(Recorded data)

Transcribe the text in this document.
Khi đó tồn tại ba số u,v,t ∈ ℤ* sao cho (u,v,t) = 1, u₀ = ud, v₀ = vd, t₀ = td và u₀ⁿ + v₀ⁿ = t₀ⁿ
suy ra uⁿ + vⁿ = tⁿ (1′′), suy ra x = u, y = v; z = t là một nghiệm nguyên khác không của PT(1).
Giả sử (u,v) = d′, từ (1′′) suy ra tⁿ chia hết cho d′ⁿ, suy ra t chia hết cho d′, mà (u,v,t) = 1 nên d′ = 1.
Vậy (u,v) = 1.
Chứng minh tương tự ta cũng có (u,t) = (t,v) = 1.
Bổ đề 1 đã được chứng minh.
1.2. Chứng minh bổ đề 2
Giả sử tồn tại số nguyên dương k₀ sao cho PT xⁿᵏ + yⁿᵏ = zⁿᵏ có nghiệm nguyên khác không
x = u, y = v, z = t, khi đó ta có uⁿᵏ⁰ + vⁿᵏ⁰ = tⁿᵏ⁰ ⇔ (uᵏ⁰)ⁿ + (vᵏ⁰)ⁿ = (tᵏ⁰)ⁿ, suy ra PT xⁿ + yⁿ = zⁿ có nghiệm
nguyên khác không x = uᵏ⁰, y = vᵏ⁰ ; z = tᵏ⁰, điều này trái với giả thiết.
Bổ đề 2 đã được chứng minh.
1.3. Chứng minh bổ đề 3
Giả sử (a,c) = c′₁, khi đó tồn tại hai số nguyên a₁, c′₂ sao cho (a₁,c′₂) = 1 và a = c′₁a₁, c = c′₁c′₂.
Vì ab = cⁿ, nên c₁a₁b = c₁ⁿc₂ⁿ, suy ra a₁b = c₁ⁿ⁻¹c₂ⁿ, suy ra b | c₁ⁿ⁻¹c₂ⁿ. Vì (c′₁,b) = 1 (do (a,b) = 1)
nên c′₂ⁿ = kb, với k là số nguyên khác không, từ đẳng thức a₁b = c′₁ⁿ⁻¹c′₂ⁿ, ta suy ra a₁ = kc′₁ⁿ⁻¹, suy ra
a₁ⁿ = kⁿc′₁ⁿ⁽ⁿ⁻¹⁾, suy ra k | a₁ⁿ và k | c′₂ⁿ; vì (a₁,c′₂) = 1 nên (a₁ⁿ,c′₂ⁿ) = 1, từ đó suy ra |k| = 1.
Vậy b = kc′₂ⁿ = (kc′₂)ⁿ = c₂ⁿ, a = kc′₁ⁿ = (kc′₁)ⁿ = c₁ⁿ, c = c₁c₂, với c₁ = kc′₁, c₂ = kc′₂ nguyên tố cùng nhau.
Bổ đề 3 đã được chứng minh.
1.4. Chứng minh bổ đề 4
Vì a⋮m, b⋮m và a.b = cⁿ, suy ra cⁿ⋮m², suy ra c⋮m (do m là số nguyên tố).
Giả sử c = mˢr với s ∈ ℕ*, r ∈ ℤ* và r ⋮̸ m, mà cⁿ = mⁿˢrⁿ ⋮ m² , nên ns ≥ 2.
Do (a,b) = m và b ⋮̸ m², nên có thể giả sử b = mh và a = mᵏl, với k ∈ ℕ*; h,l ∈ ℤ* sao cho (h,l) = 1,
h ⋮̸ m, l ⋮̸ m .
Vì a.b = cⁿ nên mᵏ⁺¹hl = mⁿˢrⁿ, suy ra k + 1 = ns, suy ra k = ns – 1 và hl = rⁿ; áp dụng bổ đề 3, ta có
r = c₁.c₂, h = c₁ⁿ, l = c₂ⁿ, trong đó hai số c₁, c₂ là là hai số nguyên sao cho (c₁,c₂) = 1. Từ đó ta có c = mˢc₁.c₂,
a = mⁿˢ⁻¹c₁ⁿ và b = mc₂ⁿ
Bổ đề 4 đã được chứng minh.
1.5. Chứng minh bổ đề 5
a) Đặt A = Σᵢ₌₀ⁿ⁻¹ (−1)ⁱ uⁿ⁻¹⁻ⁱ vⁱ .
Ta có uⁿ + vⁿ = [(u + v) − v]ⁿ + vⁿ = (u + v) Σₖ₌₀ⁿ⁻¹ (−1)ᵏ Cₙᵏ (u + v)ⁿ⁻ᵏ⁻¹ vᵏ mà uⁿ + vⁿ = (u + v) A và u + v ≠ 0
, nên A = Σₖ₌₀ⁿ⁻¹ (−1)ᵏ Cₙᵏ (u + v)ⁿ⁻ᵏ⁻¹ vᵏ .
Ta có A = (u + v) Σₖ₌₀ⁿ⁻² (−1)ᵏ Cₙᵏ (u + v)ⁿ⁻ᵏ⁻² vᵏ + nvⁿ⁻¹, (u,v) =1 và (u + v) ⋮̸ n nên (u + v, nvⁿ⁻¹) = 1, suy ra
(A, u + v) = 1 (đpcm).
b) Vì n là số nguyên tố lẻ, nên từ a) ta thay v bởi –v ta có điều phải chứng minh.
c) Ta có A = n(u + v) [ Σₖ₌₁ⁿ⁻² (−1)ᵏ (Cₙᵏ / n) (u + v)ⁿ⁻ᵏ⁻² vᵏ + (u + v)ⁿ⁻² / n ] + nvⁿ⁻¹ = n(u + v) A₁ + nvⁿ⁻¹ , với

What to work on:
Quote all the records. Keep every word exact.

Task answer:
Transcribe the text in this document.
Khi đó tồn tại ba số u,v,t ∈ ℤ* sao cho (u,v,t) = 1, u₀ = ud, v₀ = vd, t₀ = td và u₀ⁿ + v₀ⁿ = t₀ⁿ
suy ra uⁿ + vⁿ = tⁿ (1′′), suy ra x = u, y = v; z = t là một nghiệm nguyên khác không của PT(1).
Giả sử (u,v) = d′, từ (1′′) suy ra tⁿ chia hết cho d′ⁿ, suy ra t chia hết cho d′, mà (u,v,t) = 1 nên d′ = 1.
Vậy (u,v) = 1.
Chứng minh tương tự ta cũng có (u,t) = (t,v) = 1.
Bổ đề 1 đã được chứng minh.
1.2. Chứng minh bổ đề 2
Giả sử tồn tại số nguyên dương k₀ sao cho PT xⁿᵏ + yⁿᵏ = zⁿᵏ có nghiệm nguyên khác không
x = u, y = v, z = t, khi đó ta có uⁿᵏ⁰ + vⁿᵏ⁰ = tⁿᵏ⁰ ⇔ (uᵏ⁰)ⁿ + (vᵏ⁰)ⁿ = (tᵏ⁰)ⁿ, suy ra PT xⁿ + yⁿ = zⁿ có nghiệm
nguyên khác không x = uᵏ⁰, y = vᵏ⁰ ; z = tᵏ⁰, điều này trái với giả thiết.
Bổ đề 2 đã được chứng minh.
1.3. Chứng minh bổ đề 3
Giả sử (a,c) = c′₁, khi đó tồn tại hai số nguyên a₁, c′₂ sao cho (a₁,c′₂) = 1 và a = c′₁a₁, c = c′₁c′₂.
Vì ab = cⁿ, nên c₁a₁b = c₁ⁿc₂ⁿ, suy ra a₁b = c₁ⁿ⁻¹c₂ⁿ, suy ra b | c₁ⁿ⁻¹c₂ⁿ. Vì (c′₁,b) = 1 (do (a,b) = 1)
nên c′₂ⁿ = kb, với k là số nguyên khác không, từ đẳng thức a₁b = c′₁ⁿ⁻¹c′₂ⁿ, ta suy ra a₁ = kc′₁ⁿ⁻¹, suy ra
a₁ⁿ = kⁿc′₁ⁿ⁽ⁿ⁻¹⁾, suy ra k | a₁ⁿ và k | c′₂ⁿ; vì (a₁,c′₂) = 1 nên (a₁ⁿ,c′₂ⁿ) = 1, từ đó suy ra |k| = 1.
Vậy b = kc′₂ⁿ = (kc′₂)ⁿ = c₂ⁿ, a = kc′₁ⁿ = (kc′₁)ⁿ = c₁ⁿ, c = c₁c₂, với c₁ = kc′₁, c₂ = kc′₂ nguyên tố cùng nhau.
Bổ đề 3 đã được chứng minh.
1.4. Chứng minh bổ đề 4
Vì a⋮m, b⋮m và a.b = cⁿ, suy ra cⁿ⋮m², suy ra c⋮m (do m là số nguyên tố).
Giả sử c = mˢr với s ∈ ℕ*, r ∈ ℤ* và r ⋮̸ m, mà cⁿ = mⁿˢrⁿ ⋮ m² , nên ns ≥ 2.
Do (a,b) = m và b ⋮̸ m², nên có thể giả sử b = mh và a = mᵏl, với k ∈ ℕ*; h,l ∈ ℤ* sao cho (h,l) = 1,
h ⋮̸ m, l ⋮̸ m .
Vì a.b = cⁿ nên mᵏ⁺¹hl = mⁿˢrⁿ, suy ra k + 1 = ns, suy ra k = ns – 1 và hl = rⁿ; áp dụng bổ đề 3, ta có
r = c₁.c₂, h = c₁ⁿ, l = c₂ⁿ, trong đó hai số c₁, c₂ là là hai số nguyên sao cho (c₁,c₂) = 1. Từ đó ta có c = mˢc₁.c₂,
a = mⁿˢ⁻¹c₁ⁿ và b = mc₂ⁿ
Bổ đề 4 đã được chứng minh.
1.5. Chứng minh bổ đề 5
a) Đặt A = Σᵢ₌₀ⁿ⁻¹ (−1)ⁱ uⁿ⁻¹⁻ⁱ vⁱ .
Ta có uⁿ + vⁿ = [(u + v) − v]ⁿ + vⁿ = (u + v) Σₖ₌₀ⁿ⁻¹ (−1)ᵏ Cₙᵏ (u + v)ⁿ⁻ᵏ⁻¹ vᵏ mà uⁿ + vⁿ = (u + v) A và u + v ≠ 0
, nên A = Σₖ₌₀ⁿ⁻¹ (−1)ᵏ Cₙᵏ (u + v)ⁿ⁻ᵏ⁻¹ vᵏ .
Ta có A = (u + v) Σₖ₌₀ⁿ⁻² (−1)ᵏ Cₙᵏ (u + v)ⁿ⁻ᵏ⁻² vᵏ + nvⁿ⁻¹, (u,v) =1 và (u + v) ⋮̸ n nên (u + v, nvⁿ⁻¹) = 1, suy ra
(A, u + v) = 1 (đpcm).
b) Vì n là số nguyên tố lẻ, nên từ a) ta thay v bởi –v ta có điều phải chứng minh.
c) Ta có A = n(u + v) [ Σₖ₌₁ⁿ⁻² (−1)ᵏ (Cₙᵏ / n) (u + v)ⁿ⁻ᵏ⁻² vᵏ + (u + v)ⁿ⁻² / n ] + nvⁿ⁻¹ = n(u + v) A₁ + nvⁿ⁻¹ , với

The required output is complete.